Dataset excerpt
__________

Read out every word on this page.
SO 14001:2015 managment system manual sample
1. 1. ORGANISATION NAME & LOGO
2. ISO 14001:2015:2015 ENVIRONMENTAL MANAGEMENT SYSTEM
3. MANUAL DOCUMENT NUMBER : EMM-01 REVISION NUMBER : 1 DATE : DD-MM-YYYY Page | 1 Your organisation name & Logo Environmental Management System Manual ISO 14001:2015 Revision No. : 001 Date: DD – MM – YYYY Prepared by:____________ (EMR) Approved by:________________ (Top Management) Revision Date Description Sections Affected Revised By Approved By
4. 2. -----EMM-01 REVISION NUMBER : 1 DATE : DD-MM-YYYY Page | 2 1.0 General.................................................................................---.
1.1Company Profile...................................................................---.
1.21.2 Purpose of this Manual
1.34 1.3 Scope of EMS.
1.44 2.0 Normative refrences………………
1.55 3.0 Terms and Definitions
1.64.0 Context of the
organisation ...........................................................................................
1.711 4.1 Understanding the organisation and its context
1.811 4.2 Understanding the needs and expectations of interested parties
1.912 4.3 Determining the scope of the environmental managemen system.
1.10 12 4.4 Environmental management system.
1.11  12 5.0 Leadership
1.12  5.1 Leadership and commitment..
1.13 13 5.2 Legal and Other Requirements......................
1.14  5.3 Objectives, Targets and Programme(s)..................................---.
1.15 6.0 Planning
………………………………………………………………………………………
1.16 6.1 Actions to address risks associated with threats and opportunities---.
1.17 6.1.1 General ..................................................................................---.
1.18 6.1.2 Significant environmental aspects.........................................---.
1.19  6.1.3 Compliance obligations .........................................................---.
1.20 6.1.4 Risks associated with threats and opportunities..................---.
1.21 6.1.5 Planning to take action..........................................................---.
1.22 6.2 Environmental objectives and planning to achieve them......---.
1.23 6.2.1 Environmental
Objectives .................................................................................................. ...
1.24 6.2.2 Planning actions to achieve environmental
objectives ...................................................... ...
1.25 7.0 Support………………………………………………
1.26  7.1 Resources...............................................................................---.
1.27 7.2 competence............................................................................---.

__________

Description of the task
Please reproduce every line of the material word for word.

Complete response
Read out every word on this page.
SO 14001:2015 managment system manual sample
1. 1. ORGANISATION NAME & LOGO
2. ISO 14001:2015:2015 ENVIRONMENTAL MANAGEMENT SYSTEM
3. MANUAL DOCUMENT NUMBER : EMM-01 REVISION NUMBER : 1 DATE : DD-MM-YYYY Page | 1 Your organisation name & Logo Environmental Management System Manual ISO 14001:2015 Revision No. : 001 Date: DD – MM – YYYY Prepared by:____________ (EMR) Approved by:________________ (Top Management) Revision Date Description Sections Affected Revised By Approved By
4. 2. -----EMM-01 REVISION NUMBER : 1 DATE : DD-MM-YYYY Page | 2 1.0 General.................................................................................---.
1.1Company Profile...................................................................---.
1.21.2 Purpose of this Manual
1.34 1.3 Scope of EMS.
1.44 2.0 Normative refrences………………
1.55 3.0 Terms and Definitions
1.64.0 Context of the
organisation ...........................................................................................
1.711 4.1 Understanding the organisation and its context
1.811 4.2 Understanding the needs and expectations of interested parties
1.912 4.3 Determining the scope of the environmental managemen system.
1.10 12 4.4 Environmental management system.
1.11  12 5.0 Leadership
1.12  5.1 Leadership and commitment..
1.13 13 5.2 Legal and Other Requirements......................
1.14  5.3 Objectives, Targets and Programme(s)..................................---.
1.15 6.0 Planning
………………………………………………………………………………………
1.16 6.1 Actions to address risks associated with threats and opportunities---.
1.17 6.1.1 General ..................................................................................---.
1.18 6.1.2 Significant environmental aspects.........................................---.
1.19  6.1.3 Compliance obligations .........................................................---.
1.20 6.1.4 Risks associated with threats and opportunities..................---.
1.21 6.1.5 Planning to take action..........................................................---.
1.22 6.2 Environmental objectives and planning to achieve them......---.
1.23 6.2.1 Environmental
Objectives .................................................................................................. ...
1.24 6.2.2 Planning actions to achieve environmental
objectives ...................................................... ...
1.25 7.0 Support………………………………………………
1.26  7.1 Resources...............................................................................---.
1.27 7.2 competence............................................................................---.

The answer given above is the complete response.